__Instructions for the task__
Reproduce the material in full, unchanged.

__Collected data__
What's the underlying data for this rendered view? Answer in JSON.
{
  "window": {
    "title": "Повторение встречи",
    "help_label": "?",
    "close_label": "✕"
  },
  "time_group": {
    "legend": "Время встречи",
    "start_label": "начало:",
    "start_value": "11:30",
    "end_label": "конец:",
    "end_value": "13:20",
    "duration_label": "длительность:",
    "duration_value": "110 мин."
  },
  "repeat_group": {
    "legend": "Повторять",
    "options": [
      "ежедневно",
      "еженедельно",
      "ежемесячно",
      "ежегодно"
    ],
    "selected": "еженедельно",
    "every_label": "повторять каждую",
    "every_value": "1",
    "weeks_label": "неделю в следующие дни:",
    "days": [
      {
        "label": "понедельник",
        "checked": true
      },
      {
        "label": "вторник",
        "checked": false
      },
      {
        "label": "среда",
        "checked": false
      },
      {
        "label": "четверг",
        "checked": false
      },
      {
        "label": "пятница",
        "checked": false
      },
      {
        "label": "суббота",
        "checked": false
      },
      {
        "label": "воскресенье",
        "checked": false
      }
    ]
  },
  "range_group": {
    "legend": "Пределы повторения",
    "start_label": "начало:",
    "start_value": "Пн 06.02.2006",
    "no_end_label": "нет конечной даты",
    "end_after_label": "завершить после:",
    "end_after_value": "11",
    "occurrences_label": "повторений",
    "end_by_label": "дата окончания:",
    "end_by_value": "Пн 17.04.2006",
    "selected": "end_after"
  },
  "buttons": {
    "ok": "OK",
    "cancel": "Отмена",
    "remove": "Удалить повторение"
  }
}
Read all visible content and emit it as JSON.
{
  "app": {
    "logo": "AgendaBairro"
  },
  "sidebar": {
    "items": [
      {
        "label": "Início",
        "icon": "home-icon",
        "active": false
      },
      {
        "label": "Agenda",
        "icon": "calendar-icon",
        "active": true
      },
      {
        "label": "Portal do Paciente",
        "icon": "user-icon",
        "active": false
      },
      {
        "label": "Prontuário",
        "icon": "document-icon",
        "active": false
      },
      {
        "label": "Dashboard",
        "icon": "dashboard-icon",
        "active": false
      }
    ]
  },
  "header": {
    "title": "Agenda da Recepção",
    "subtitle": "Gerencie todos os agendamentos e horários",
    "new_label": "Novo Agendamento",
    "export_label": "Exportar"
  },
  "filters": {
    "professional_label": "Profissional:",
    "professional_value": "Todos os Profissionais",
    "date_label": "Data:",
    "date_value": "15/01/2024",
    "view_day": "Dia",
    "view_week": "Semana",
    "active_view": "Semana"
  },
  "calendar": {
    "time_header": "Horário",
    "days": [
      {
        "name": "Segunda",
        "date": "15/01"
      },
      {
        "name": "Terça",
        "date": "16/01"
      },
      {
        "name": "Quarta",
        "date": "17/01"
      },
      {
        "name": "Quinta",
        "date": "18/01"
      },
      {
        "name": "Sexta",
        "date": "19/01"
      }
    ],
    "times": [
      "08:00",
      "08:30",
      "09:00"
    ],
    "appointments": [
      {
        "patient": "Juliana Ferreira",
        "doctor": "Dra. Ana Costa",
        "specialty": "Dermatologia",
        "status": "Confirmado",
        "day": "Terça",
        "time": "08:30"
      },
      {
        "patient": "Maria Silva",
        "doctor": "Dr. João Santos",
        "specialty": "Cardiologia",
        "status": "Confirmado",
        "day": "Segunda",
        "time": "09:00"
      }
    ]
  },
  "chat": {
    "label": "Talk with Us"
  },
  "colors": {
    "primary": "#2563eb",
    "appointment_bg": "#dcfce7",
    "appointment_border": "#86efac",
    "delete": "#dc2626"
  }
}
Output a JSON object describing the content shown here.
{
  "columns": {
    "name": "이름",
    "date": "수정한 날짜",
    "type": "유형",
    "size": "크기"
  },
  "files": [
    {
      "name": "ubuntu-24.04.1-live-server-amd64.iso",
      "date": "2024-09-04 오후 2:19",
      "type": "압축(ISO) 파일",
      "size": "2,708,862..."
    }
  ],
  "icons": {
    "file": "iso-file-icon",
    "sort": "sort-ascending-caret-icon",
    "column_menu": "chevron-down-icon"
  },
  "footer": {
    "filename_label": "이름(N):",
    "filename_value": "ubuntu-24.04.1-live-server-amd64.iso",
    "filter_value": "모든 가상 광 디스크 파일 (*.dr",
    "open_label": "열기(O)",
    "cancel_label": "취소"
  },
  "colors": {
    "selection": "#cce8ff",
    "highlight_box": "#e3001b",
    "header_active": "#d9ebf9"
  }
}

__Result__
What's the underlying data for this rendered view? Answer in JSON.
{
  "window": {
    "title": "Повторение встречи",
    "help_label": "?",
    "close_label": "✕"
  },
  "time_group": {
    "legend": "Время встречи",
    "start_label": "начало:",
    "start_value": "11:30",
    "end_label": "конец:",
    "end_value": "13:20",
    "duration_label": "длительность:",
    "duration_value": "110 мин."
  },
  "repeat_group": {
    "legend": "Повторять",
    "options": [
      "ежедневно",
      "еженедельно",
      "ежемесячно",
      "ежегодно"
    ],
    "selected": "еженедельно",
    "every_label": "повторять каждую",
    "every_value": "1",
    "weeks_label": "неделю в следующие дни:",
    "days": [
      {
        "label": "понедельник",
        "checked": true
      },
      {
        "label": "вторник",
        "checked": false
      },
      {
        "label": "среда",
        "checked": false
      },
      {
        "label": "четверг",
        "checked": false
      },
      {
        "label": "пятница",
        "checked": false
      },
      {
        "label": "суббота",
        "checked": false
      },
      {
        "label": "воскресенье",
        "checked": false
      }
    ]
  },
  "range_group": {
    "legend": "Пределы повторения",
    "start_label": "начало:",
    "start_value": "Пн 06.02.2006",
    "no_end_label": "нет конечной даты",
    "end_after_label": "завершить после:",
    "end_after_value": "11",
    "occurrences_label": "повторений",
    "end_by_label": "дата окончания:",
    "end_by_value": "Пн 17.04.2006",
    "selected": "end_after"
  },
  "buttons": {
    "ok": "OK",
    "cancel": "Отмена",
    "remove": "Удалить повторение"
  }
}
Read all visible content and emit it as JSON.
{
  "app": {
    "logo": "AgendaBairro"
  },
  "sidebar": {
    "items": [
      {
        "label": "Início",
        "icon": "home-icon",
        "active": false
      },
      {
        "label": "Agenda",
        "icon": "calendar-icon",
        "active": true
      },
      {
        "label": "Portal do Paciente",
        "icon": "user-icon",
        "active": false
      },
      {
        "label": "Prontuário",
        "icon": "document-icon",
        "active": false
      },
      {
        "label": "Dashboard",
        "icon": "dashboard-icon",
        "active": false
      }
    ]
  },
  "header": {
    "title": "Agenda da Recepção",
    "subtitle": "Gerencie todos os agendamentos e horários",
    "new_label": "Novo Agendamento",
    "export_label": "Exportar"
  },
  "filters": {
    "professional_label": "Profissional:",
    "professional_value": "Todos os Profissionais",
    "date_label": "Data:",
    "date_value": "15/01/2024",
    "view_day": "Dia",
    "view_week": "Semana",
    "active_view": "Semana"
  },
  "calendar": {
    "time_header": "Horário",
    "days": [
      {
        "name": "Segunda",
        "date": "15/01"
      },
      {
        "name": "Terça",
        "date": "16/01"
      },
      {
        "name": "Quarta",
        "date": "17/01"
      },
      {
        "name": "Quinta",
        "date": "18/01"
      },
      {
        "name": "Sexta",
        "date": "19/01"
      }
    ],
    "times": [
      "08:00",
      "08:30",
      "09:00"
    ],
    "appointments": [
      {
        "patient": "Juliana Ferreira",
        "doctor": "Dra. Ana Costa",
        "specialty": "Dermatologia",
        "status": "Confirmado",
        "day": "Terça",
        "time": "08:30"
      },
      {
        "patient": "Maria Silva",
        "doctor": "Dr. João Santos",
        "specialty": "Cardiologia",
        "status": "Confirmado",
        "day": "Segunda",
        "time": "09:00"
      }
    ]
  },
  "chat": {
    "label": "Talk with Us"
  },
  "colors": {
    "primary": "#2563eb",
    "appointment_bg": "#dcfce7",
    "appointment_border": "#86efac",
    "delete": "#dc2626"
  }
}
Output a JSON object describing the content shown here.
{
  "columns": {
    "name": "이름",
    "date": "수정한 날짜",
    "type": "유형",
    "size": "크기"
  },
  "files": [
    {
      "name": "ubuntu-24.04.1-live-server-amd64.iso",
      "date": "2024-09-04 오후 2:19",
      "type": "압축(ISO) 파일",
      "size": "2,708,862..."
    }
  ],
  "icons": {
    "file": "iso-file-icon",
    "sort": "sort-ascending-caret-icon",
    "column_menu": "chevron-down-icon"
  },
  "footer": {
    "filename_label": "이름(N):",
    "filename_value": "ubuntu-24.04.1-live-server-amd64.iso",
    "filter_value": "모든 가상 광 디스크 파일 (*.dr",
    "open_label": "열기(O)",
    "cancel_label": "취소"
  },
  "colors": {
    "selection": "#cce8ff",
    "highlight_box": "#e3001b",
    "header_active": "#d9ebf9"
  }
}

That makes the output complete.